Objective » Quote the entries that follow exactly, leaving none out.

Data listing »
----------
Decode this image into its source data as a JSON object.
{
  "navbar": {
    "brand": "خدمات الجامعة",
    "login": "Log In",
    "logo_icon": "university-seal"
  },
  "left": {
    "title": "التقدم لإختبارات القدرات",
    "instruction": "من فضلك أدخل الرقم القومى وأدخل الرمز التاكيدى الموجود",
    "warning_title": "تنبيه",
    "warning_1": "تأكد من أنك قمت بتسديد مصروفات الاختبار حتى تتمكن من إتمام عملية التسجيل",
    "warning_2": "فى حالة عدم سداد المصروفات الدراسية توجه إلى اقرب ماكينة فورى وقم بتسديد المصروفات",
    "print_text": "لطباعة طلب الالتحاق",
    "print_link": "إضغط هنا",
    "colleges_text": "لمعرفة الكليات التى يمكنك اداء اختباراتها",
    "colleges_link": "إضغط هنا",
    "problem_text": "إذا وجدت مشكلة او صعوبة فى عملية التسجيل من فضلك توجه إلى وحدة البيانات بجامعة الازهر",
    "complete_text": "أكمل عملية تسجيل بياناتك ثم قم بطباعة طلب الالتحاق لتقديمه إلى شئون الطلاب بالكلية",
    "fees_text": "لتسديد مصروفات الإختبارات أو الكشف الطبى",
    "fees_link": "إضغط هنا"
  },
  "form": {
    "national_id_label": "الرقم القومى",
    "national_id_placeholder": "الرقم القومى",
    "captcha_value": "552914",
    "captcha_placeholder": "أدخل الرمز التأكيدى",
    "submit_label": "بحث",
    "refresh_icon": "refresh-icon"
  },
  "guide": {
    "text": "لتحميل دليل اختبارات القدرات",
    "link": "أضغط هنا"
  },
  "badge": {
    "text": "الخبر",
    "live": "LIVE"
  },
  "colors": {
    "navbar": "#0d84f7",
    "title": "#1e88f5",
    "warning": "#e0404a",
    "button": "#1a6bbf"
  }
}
----------
Worked solution »
Decode this image into its source data as a JSON object.
{
  "navbar": {
    "brand": "خدمات الجامعة",
    "login": "Log In",
    "logo_icon": "university-seal"
  },
  "left": {
    "title": "التقدم لإختبارات القدرات",
    "instruction": "من فضلك أدخل الرقم القومى وأدخل الرمز التاكيدى الموجود",
    "warning_title": "تنبيه",
    "warning_1": "تأكد من أنك قمت بتسديد مصروفات الاختبار حتى تتمكن من إتمام عملية التسجيل",
    "warning_2": "فى حالة عدم سداد المصروفات الدراسية توجه إلى اقرب ماكينة فورى وقم بتسديد المصروفات",
    "print_text": "لطباعة طلب الالتحاق",
    "print_link": "إضغط هنا",
    "colleges_text": "لمعرفة الكليات التى يمكنك اداء اختباراتها",
    "colleges_link": "إضغط هنا",
    "problem_text": "إذا وجدت مشكلة او صعوبة فى عملية التسجيل من فضلك توجه إلى وحدة البيانات بجامعة الازهر",
    "complete_text": "أكمل عملية تسجيل بياناتك ثم قم بطباعة طلب الالتحاق لتقديمه إلى شئون الطلاب بالكلية",
    "fees_text": "لتسديد مصروفات الإختبارات أو الكشف الطبى",
    "fees_link": "إضغط هنا"
  },
  "form": {
    "national_id_label": "الرقم القومى",
    "national_id_placeholder": "الرقم القومى",
    "captcha_value": "552914",
    "captcha_placeholder": "أدخل الرمز التأكيدى",
    "submit_label": "بحث",
    "refresh_icon": "refresh-icon"
  },
  "guide": {
    "text": "لتحميل دليل اختبارات القدرات",
    "link": "أضغط هنا"
  },
  "badge": {
    "text": "الخبر",
    "live": "LIVE"
  },
  "colors": {
    "navbar": "#0d84f7",
    "title": "#1e88f5",
    "warning": "#e0404a",
    "button": "#1a6bbf"
  }
}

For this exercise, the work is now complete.